STATED TASK:
Extract the records below word for word and ignore the images.

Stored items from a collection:
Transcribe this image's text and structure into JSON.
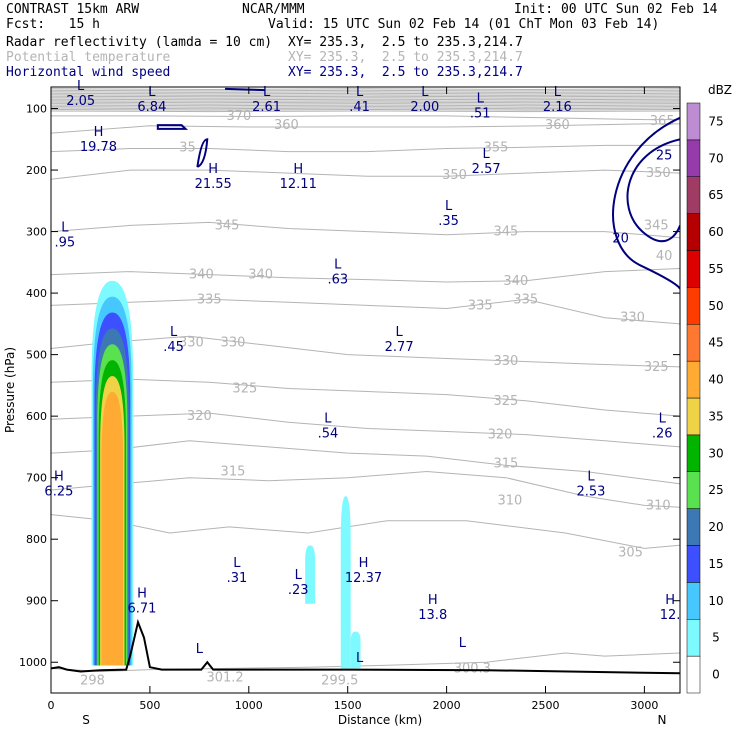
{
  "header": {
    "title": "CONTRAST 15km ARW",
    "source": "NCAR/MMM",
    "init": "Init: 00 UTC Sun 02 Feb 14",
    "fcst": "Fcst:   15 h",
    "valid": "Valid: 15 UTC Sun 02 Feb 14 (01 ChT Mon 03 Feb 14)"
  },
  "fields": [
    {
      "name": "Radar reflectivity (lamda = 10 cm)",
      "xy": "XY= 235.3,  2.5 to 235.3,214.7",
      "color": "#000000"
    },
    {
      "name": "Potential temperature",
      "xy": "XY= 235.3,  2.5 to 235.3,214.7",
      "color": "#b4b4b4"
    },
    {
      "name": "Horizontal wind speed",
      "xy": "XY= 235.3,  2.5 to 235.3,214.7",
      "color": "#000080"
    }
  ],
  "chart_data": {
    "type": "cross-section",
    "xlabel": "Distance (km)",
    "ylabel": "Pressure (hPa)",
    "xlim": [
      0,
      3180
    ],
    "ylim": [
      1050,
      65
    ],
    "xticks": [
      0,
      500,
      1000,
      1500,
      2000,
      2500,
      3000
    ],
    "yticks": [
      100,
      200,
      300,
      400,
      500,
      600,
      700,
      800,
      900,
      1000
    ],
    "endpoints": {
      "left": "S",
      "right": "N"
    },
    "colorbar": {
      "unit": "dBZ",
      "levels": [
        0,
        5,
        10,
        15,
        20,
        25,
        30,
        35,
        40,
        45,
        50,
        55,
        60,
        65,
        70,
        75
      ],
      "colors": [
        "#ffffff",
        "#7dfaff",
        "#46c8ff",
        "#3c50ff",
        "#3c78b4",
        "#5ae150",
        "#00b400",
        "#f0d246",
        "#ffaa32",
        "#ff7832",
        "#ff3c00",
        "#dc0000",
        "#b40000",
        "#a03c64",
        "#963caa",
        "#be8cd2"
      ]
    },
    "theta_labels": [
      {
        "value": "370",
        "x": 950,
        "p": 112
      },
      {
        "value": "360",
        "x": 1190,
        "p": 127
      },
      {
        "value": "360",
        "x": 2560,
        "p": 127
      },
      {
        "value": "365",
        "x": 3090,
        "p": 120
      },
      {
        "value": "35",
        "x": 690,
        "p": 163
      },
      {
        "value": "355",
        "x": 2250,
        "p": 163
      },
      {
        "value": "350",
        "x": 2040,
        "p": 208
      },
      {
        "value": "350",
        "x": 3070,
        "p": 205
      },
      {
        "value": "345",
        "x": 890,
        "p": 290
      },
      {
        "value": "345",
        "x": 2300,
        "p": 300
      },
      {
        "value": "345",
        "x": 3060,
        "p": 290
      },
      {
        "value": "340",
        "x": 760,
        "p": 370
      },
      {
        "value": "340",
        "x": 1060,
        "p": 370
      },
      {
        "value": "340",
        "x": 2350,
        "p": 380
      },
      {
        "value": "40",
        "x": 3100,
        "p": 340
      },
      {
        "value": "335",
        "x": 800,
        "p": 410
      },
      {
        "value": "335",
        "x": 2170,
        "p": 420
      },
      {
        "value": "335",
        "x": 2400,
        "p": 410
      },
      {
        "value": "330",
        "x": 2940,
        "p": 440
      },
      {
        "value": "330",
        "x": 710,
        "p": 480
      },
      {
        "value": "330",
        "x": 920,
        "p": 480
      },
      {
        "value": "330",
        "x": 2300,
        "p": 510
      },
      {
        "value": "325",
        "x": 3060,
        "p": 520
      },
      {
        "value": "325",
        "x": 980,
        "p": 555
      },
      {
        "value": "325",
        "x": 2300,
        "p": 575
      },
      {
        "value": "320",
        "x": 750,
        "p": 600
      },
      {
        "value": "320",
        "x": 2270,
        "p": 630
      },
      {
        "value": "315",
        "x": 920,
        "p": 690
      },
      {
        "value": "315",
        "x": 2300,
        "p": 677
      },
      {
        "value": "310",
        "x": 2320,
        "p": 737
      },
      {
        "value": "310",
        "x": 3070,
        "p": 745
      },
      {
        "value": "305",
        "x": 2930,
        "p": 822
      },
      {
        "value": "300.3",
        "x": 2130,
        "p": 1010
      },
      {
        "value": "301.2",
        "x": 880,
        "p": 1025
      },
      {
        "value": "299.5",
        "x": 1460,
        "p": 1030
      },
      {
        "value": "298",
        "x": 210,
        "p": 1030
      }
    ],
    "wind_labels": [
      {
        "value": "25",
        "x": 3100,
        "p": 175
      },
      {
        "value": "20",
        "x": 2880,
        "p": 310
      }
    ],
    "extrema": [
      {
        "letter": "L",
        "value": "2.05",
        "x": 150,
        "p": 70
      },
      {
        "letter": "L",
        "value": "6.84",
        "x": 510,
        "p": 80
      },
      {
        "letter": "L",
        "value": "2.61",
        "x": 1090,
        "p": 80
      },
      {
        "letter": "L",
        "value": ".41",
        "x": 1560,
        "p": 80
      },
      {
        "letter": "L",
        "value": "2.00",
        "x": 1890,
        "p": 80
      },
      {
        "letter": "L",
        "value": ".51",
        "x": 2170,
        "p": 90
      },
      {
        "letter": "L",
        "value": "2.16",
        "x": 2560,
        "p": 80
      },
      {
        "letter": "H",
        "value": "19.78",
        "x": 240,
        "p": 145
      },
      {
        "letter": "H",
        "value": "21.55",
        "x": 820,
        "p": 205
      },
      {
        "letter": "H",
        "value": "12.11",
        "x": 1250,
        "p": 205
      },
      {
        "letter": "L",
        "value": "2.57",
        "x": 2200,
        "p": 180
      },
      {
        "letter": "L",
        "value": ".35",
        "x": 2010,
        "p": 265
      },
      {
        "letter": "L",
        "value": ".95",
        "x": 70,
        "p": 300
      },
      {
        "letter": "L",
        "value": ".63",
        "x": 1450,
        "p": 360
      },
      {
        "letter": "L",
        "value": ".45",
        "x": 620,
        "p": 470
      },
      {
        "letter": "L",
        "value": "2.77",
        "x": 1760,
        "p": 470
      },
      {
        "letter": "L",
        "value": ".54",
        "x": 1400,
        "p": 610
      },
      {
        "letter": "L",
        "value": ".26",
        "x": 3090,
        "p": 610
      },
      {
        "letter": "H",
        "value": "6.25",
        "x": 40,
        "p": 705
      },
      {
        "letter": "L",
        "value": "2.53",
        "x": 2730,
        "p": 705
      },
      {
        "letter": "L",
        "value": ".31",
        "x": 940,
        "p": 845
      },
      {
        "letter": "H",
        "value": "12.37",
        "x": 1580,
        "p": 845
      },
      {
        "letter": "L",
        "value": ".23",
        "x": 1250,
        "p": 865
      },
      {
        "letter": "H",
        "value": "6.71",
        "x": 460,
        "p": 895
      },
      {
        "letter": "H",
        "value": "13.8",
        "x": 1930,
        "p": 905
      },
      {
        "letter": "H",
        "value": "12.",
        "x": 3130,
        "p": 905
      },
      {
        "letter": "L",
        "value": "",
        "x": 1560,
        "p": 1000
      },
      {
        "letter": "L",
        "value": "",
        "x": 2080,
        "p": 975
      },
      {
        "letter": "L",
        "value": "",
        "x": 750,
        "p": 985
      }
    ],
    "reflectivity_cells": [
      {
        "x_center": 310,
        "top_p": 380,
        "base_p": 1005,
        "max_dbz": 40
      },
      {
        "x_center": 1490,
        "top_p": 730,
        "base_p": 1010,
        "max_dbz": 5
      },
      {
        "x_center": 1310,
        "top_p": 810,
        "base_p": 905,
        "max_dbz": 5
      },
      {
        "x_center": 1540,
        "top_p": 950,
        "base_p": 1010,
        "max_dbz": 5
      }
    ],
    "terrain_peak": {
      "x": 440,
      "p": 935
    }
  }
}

WRITTEN SOLUTION:
Transcribe this image's text and structure into JSON.
{
  "header": {
    "title": "CONTRAST 15km ARW",
    "source": "NCAR/MMM",
    "init": "Init: 00 UTC Sun 02 Feb 14",
    "fcst": "Fcst:   15 h",
    "valid": "Valid: 15 UTC Sun 02 Feb 14 (01 ChT Mon 03 Feb 14)"
  },
  "fields": [
    {
      "name": "Radar reflectivity (lamda = 10 cm)",
      "xy": "XY= 235.3,  2.5 to 235.3,214.7",
      "color": "#000000"
    },
    {
      "name": "Potential temperature",
      "xy": "XY= 235.3,  2.5 to 235.3,214.7",
      "color": "#b4b4b4"
    },
    {
      "name": "Horizontal wind speed",
      "xy": "XY= 235.3,  2.5 to 235.3,214.7",
      "color": "#000080"
    }
  ],
  "chart_data": {
    "type": "cross-section",
    "xlabel": "Distance (km)",
    "ylabel": "Pressure (hPa)",
    "xlim": [
      0,
      3180
    ],
    "ylim": [
      1050,
      65
    ],
    "xticks": [
      0,
      500,
      1000,
      1500,
      2000,
      2500,
      3000
    ],
    "yticks": [
      100,
      200,
      300,
      400,
      500,
      600,
      700,
      800,
      900,
      1000
    ],
    "endpoints": {
      "left": "S",
      "right": "N"
    },
    "colorbar": {
      "unit": "dBZ",
      "levels": [
        0,
        5,
        10,
        15,
        20,
        25,
        30,
        35,
        40,
        45,
        50,
        55,
        60,
        65,
        70,
        75
      ],
      "colors": [
        "#ffffff",
        "#7dfaff",
        "#46c8ff",
        "#3c50ff",
        "#3c78b4",
        "#5ae150",
        "#00b400",
        "#f0d246",
        "#ffaa32",
        "#ff7832",
        "#ff3c00",
        "#dc0000",
        "#b40000",
        "#a03c64",
        "#963caa",
        "#be8cd2"
      ]
    },
    "theta_labels": [
      {
        "value": "370",
        "x": 950,
        "p": 112
      },
      {
        "value": "360",
        "x": 1190,
        "p": 127
      },
      {
        "value": "360",
        "x": 2560,
        "p": 127
      },
      {
        "value": "365",
        "x": 3090,
        "p": 120
      },
      {
        "value": "35",
        "x": 690,
        "p": 163
      },
      {
        "value": "355",
        "x": 2250,
        "p": 163
      },
      {
        "value": "350",
        "x": 2040,
        "p": 208
      },
      {
        "value": "350",
        "x": 3070,
        "p": 205
      },
      {
        "value": "345",
        "x": 890,
        "p": 290
      },
      {
        "value": "345",
        "x": 2300,
        "p": 300
      },
      {
        "value": "345",
        "x": 3060,
        "p": 290
      },
      {
        "value": "340",
        "x": 760,
        "p": 370
      },
      {
        "value": "340",
        "x": 1060,
        "p": 370
      },
      {
        "value": "340",
        "x": 2350,
        "p": 380
      },
      {
        "value": "40",
        "x": 3100,
        "p": 340
      },
      {
        "value": "335",
        "x": 800,
        "p": 410
      },
      {
        "value": "335",
        "x": 2170,
        "p": 420
      },
      {
        "value": "335",
        "x": 2400,
        "p": 410
      },
      {
        "value": "330",
        "x": 2940,
        "p": 440
      },
      {
        "value": "330",
        "x": 710,
        "p": 480
      },
      {
        "value": "330",
        "x": 920,
        "p": 480
      },
      {
        "value": "330",
        "x": 2300,
        "p": 510
      },
      {
        "value": "325",
        "x": 3060,
        "p": 520
      },
      {
        "value": "325",
        "x": 980,
        "p": 555
      },
      {
        "value": "325",
        "x": 2300,
        "p": 575
      },
      {
        "value": "320",
        "x": 750,
        "p": 600
      },
      {
        "value": "320",
        "x": 2270,
        "p": 630
      },
      {
        "value": "315",
        "x": 920,
        "p": 690
      },
      {
        "value": "315",
        "x": 2300,
        "p": 677
      },
      {
        "value": "310",
        "x": 2320,
        "p": 737
      },
      {
        "value": "310",
        "x": 3070,
        "p": 745
      },
      {
        "value": "305",
        "x": 2930,
        "p": 822
      },
      {
        "value": "300.3",
        "x": 2130,
        "p": 1010
      },
      {
        "value": "301.2",
        "x": 880,
        "p": 1025
      },
      {
        "value": "299.5",
        "x": 1460,
        "p": 1030
      },
      {
        "value": "298",
        "x": 210,
        "p": 1030
      }
    ],
    "wind_labels": [
      {
        "value": "25",
        "x": 3100,
        "p": 175
      },
      {
        "value": "20",
        "x": 2880,
        "p": 310
      }
    ],
    "extrema": [
      {
        "letter": "L",
        "value": "2.05",
        "x": 150,
        "p": 70
      },
      {
        "letter": "L",
        "value": "6.84",
        "x": 510,
        "p": 80
      },
      {
        "letter": "L",
        "value": "2.61",
        "x": 1090,
        "p": 80
      },
      {
        "letter": "L",
        "value": ".41",
        "x": 1560,
        "p": 80
      },
      {
        "letter": "L",
        "value": "2.00",
        "x": 1890,
        "p": 80
      },
      {
        "letter": "L",
        "value": ".51",
        "x": 2170,
        "p": 90
      },
      {
        "letter": "L",
        "value": "2.16",
        "x": 2560,
        "p": 80
      },
      {
        "letter": "H",
        "value": "19.78",
        "x": 240,
        "p": 145
      },
      {
        "letter": "H",
        "value": "21.55",
        "x": 820,
        "p": 205
      },
      {
        "letter": "H",
        "value": "12.11",
        "x": 1250,
        "p": 205
      },
      {
        "letter": "L",
        "value": "2.57",
        "x": 2200,
        "p": 180
      },
      {
        "letter": "L",
        "value": ".35",
        "x": 2010,
        "p": 265
      },
      {
        "letter": "L",
        "value": ".95",
        "x": 70,
        "p": 300
      },
      {
        "letter": "L",
        "value": ".63",
        "x": 1450,
        "p": 360
      },
      {
        "letter": "L",
        "value": ".45",
        "x": 620,
        "p": 470
      },
      {
        "letter": "L",
        "value": "2.77",
        "x": 1760,
        "p": 470
      },
      {
        "letter": "L",
        "value": ".54",
        "x": 1400,
        "p": 610
      },
      {
        "letter": "L",
        "value": ".26",
        "x": 3090,
        "p": 610
      },
      {
        "letter": "H",
        "value": "6.25",
        "x": 40,
        "p": 705
      },
      {
        "letter": "L",
        "value": "2.53",
        "x": 2730,
        "p": 705
      },
      {
        "letter": "L",
        "value": ".31",
        "x": 940,
        "p": 845
      },
      {
        "letter": "H",
        "value": "12.37",
        "x": 1580,
        "p": 845
      },
      {
        "letter": "L",
        "value": ".23",
        "x": 1250,
        "p": 865
      },
      {
        "letter": "H",
        "value": "6.71",
        "x": 460,
        "p": 895
      },
      {
        "letter": "H",
        "value": "13.8",
        "x": 1930,
        "p": 905
      },
      {
        "letter": "H",
        "value": "12.",
        "x": 3130,
        "p": 905
      },
      {
        "letter": "L",
        "value": "",
        "x": 1560,
        "p": 1000
      },
      {
        "letter": "L",
        "value": "",
        "x": 2080,
        "p": 975
      },
      {
        "letter": "L",
        "value": "",
        "x": 750,
        "p": 985
      }
    ],
    "reflectivity_cells": [
      {
        "x_center": 310,
        "top_p": 380,
        "base_p": 1005,
        "max_dbz": 40
      },
      {
        "x_center": 1490,
        "top_p": 730,
        "base_p": 1010,
        "max_dbz": 5
      },
      {
        "x_center": 1310,
        "top_p": 810,
        "base_p": 905,
        "max_dbz": 5
      },
      {
        "x_center": 1540,
        "top_p": 950,
        "base_p": 1010,
        "max_dbz": 5
      }
    ],
    "terrain_peak": {
      "x": 440,
      "p": 935
    }
  }
}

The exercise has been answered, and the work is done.